**Short task:**
Give every line from the entries that contains "name".

---------- Records for this task ----------

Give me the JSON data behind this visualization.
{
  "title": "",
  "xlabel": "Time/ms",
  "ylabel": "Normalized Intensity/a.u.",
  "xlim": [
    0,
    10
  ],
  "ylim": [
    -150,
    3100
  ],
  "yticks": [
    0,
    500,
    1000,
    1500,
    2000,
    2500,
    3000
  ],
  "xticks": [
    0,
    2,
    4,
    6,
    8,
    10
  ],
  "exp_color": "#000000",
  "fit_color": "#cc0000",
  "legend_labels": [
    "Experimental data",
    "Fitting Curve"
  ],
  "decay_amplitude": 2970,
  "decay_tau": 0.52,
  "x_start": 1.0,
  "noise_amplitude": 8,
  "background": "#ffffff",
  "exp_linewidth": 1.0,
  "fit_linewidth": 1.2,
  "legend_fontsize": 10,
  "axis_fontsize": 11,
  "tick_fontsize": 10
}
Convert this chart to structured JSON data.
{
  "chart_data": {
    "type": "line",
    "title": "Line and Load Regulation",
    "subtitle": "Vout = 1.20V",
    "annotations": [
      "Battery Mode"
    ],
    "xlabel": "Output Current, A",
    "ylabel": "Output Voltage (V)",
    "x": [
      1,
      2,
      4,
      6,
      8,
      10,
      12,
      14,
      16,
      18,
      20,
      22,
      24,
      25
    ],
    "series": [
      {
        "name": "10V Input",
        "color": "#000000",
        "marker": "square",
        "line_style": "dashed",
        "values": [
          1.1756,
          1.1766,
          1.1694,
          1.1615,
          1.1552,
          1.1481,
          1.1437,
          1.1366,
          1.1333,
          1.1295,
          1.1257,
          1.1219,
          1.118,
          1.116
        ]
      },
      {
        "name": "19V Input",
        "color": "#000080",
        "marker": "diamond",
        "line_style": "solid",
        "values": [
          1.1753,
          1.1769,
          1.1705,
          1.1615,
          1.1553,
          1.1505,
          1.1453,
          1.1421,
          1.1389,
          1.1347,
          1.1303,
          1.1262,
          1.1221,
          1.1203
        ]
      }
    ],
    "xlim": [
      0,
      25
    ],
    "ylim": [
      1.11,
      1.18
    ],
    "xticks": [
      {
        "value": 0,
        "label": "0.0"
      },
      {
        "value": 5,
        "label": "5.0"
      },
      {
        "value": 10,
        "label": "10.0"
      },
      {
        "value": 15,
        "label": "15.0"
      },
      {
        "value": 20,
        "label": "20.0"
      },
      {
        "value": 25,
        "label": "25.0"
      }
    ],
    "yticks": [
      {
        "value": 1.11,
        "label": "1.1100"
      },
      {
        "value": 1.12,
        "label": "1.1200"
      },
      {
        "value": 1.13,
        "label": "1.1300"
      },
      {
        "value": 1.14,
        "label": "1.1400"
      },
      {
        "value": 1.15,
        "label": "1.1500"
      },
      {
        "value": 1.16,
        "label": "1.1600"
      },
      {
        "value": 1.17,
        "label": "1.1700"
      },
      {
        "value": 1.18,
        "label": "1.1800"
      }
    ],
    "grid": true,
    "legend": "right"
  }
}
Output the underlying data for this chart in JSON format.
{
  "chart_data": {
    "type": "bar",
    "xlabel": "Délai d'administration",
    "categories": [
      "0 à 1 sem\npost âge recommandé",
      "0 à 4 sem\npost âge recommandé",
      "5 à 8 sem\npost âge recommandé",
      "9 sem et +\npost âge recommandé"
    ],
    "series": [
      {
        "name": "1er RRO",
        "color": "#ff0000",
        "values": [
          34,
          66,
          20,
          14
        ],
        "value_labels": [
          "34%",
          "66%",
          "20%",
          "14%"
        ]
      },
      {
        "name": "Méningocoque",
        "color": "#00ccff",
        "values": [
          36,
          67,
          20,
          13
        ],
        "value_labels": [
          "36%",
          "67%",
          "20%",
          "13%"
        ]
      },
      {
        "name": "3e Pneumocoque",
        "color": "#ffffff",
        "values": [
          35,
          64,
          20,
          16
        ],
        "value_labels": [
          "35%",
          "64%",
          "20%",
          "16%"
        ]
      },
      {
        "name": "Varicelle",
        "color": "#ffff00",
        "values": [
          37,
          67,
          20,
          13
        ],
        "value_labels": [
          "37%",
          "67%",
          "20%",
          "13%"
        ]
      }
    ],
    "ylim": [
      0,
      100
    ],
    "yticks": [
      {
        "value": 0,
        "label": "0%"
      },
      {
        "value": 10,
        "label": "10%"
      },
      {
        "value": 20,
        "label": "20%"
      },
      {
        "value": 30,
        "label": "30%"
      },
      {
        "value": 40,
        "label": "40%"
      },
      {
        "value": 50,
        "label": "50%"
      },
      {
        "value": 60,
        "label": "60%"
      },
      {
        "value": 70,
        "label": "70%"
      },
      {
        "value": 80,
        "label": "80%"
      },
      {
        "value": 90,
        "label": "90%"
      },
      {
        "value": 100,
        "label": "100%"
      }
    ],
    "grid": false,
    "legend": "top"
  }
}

----------

**Result of this task:**
        "name": "10V Input",
        "name": "19V Input",
        "name": "1er RRO",
        "name": "Méningocoque",
        "name": "3e Pneumocoque",
        "name": "Varicelle",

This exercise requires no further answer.